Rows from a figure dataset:
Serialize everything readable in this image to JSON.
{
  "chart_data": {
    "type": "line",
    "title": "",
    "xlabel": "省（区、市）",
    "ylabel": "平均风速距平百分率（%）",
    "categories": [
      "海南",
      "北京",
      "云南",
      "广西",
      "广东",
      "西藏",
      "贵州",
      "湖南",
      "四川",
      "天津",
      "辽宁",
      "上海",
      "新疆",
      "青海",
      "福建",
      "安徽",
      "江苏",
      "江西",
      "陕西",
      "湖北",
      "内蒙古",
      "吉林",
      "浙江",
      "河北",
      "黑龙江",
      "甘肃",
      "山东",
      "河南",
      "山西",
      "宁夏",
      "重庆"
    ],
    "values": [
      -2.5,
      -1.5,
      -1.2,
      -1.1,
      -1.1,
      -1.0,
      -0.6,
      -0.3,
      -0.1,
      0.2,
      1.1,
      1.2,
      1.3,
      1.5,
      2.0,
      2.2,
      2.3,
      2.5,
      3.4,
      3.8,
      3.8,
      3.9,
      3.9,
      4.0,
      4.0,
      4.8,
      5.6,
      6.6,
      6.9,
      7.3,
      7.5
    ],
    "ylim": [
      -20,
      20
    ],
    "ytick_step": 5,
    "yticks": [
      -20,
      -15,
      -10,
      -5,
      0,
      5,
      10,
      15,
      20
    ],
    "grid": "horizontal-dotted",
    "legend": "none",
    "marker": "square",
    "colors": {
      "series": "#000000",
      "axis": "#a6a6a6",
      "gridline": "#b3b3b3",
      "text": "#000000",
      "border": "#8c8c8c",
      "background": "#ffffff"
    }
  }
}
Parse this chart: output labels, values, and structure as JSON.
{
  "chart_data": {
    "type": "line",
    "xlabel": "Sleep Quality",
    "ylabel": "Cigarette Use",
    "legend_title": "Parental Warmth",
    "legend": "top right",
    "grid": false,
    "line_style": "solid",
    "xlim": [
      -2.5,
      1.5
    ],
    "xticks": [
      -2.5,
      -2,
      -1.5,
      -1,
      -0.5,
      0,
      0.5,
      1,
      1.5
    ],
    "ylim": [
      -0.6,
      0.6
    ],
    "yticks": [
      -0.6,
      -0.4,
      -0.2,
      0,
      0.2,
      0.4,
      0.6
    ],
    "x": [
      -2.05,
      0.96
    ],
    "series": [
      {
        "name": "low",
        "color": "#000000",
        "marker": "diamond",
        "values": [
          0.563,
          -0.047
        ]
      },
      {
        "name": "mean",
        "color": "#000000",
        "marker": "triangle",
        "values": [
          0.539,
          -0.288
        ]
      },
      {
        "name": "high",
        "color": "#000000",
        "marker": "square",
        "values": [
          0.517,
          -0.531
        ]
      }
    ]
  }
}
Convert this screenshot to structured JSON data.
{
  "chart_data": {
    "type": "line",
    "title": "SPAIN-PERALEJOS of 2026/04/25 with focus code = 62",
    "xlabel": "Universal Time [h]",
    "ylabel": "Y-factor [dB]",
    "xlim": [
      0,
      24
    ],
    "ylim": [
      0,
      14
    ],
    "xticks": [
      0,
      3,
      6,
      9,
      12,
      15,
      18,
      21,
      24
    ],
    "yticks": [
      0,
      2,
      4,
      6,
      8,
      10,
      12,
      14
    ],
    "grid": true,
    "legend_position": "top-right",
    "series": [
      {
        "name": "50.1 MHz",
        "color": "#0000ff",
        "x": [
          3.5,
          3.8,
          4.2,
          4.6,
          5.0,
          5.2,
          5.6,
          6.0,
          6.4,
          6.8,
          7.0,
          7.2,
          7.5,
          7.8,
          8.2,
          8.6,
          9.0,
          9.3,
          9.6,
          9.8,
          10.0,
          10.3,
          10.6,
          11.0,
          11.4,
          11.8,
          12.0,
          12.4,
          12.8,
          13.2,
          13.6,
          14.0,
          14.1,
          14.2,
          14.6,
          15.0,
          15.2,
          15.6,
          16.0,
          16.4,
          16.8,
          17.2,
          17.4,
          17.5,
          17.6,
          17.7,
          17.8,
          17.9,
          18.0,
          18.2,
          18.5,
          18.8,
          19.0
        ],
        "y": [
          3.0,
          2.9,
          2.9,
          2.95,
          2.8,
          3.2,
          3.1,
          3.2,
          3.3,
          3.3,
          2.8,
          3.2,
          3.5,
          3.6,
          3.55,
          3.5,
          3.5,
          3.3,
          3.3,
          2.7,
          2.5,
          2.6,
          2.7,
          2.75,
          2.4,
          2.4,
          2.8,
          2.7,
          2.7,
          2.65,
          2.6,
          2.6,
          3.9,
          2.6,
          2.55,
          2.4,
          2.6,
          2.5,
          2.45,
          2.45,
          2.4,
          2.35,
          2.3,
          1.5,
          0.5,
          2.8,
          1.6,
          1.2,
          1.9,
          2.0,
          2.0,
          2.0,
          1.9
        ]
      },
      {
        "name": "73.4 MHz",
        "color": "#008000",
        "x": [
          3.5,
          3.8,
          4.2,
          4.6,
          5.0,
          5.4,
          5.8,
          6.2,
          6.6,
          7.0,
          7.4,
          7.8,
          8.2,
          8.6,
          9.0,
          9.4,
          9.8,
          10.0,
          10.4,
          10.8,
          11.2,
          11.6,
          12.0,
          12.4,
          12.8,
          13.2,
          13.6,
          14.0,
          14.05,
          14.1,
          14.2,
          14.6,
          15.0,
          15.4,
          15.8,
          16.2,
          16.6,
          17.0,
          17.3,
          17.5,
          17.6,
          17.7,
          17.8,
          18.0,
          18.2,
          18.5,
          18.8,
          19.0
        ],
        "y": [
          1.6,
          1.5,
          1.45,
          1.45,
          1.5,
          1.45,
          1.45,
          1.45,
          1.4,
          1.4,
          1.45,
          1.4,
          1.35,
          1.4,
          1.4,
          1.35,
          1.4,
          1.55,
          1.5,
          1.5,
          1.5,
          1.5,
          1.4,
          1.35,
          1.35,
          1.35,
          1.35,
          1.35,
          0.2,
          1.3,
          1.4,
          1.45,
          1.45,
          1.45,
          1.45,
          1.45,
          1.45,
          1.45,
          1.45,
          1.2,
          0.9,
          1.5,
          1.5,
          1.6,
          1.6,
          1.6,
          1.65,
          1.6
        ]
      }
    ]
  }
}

Exercise instructions: Count the lines in the material above where the string "this" appears, then state only that count.

Full solution: 3